Problem description >>
Go through the records and give each one again exactly.

(Collection entries)
========

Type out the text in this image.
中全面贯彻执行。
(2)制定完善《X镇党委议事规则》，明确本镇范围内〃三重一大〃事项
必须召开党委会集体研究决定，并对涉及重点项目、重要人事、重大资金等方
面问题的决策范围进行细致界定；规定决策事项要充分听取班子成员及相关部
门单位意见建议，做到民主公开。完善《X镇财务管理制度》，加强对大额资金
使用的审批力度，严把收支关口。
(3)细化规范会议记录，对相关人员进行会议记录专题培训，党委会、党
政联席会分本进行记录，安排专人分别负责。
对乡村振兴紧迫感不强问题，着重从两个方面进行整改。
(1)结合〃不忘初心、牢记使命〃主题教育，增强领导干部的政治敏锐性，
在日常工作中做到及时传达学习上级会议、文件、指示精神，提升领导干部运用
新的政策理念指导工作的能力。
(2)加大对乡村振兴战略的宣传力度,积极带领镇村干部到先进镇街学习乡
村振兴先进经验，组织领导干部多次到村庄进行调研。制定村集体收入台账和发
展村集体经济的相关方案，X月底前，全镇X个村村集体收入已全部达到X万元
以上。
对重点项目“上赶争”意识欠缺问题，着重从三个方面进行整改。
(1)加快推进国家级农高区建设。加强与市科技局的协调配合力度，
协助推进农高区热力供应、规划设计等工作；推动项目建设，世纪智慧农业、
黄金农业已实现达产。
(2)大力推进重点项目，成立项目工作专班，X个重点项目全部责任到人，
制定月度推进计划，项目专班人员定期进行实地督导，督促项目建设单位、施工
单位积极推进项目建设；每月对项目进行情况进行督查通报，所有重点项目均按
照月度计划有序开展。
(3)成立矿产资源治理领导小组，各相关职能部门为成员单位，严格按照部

========

Problem solution >>
Type out the text in this image.
中全面贯彻执行。
(2)制定完善《X镇党委议事规则》，明确本镇范围内〃三重一大〃事项
必须召开党委会集体研究决定，并对涉及重点项目、重要人事、重大资金等方
面问题的决策范围进行细致界定；规定决策事项要充分听取班子成员及相关部
门单位意见建议，做到民主公开。完善《X镇财务管理制度》，加强对大额资金
使用的审批力度，严把收支关口。
(3)细化规范会议记录，对相关人员进行会议记录专题培训，党委会、党
政联席会分本进行记录，安排专人分别负责。
对乡村振兴紧迫感不强问题，着重从两个方面进行整改。
(1)结合〃不忘初心、牢记使命〃主题教育，增强领导干部的政治敏锐性，
在日常工作中做到及时传达学习上级会议、文件、指示精神，提升领导干部运用
新的政策理念指导工作的能力。
(2)加大对乡村振兴战略的宣传力度,积极带领镇村干部到先进镇街学习乡
村振兴先进经验，组织领导干部多次到村庄进行调研。制定村集体收入台账和发
展村集体经济的相关方案，X月底前，全镇X个村村集体收入已全部达到X万元
以上。
对重点项目“上赶争”意识欠缺问题，着重从三个方面进行整改。
(1)加快推进国家级农高区建设。加强与市科技局的协调配合力度，
协助推进农高区热力供应、规划设计等工作；推动项目建设，世纪智慧农业、
黄金农业已实现达产。
(2)大力推进重点项目，成立项目工作专班，X个重点项目全部责任到人，
制定月度推进计划，项目专班人员定期进行实地督导，督促项目建设单位、施工
单位积极推进项目建设；每月对项目进行情况进行督查通报，所有重点项目均按
照月度计划有序开展。
(3)成立矿产资源治理领导小组，各相关职能部门为成员单位，严格按照部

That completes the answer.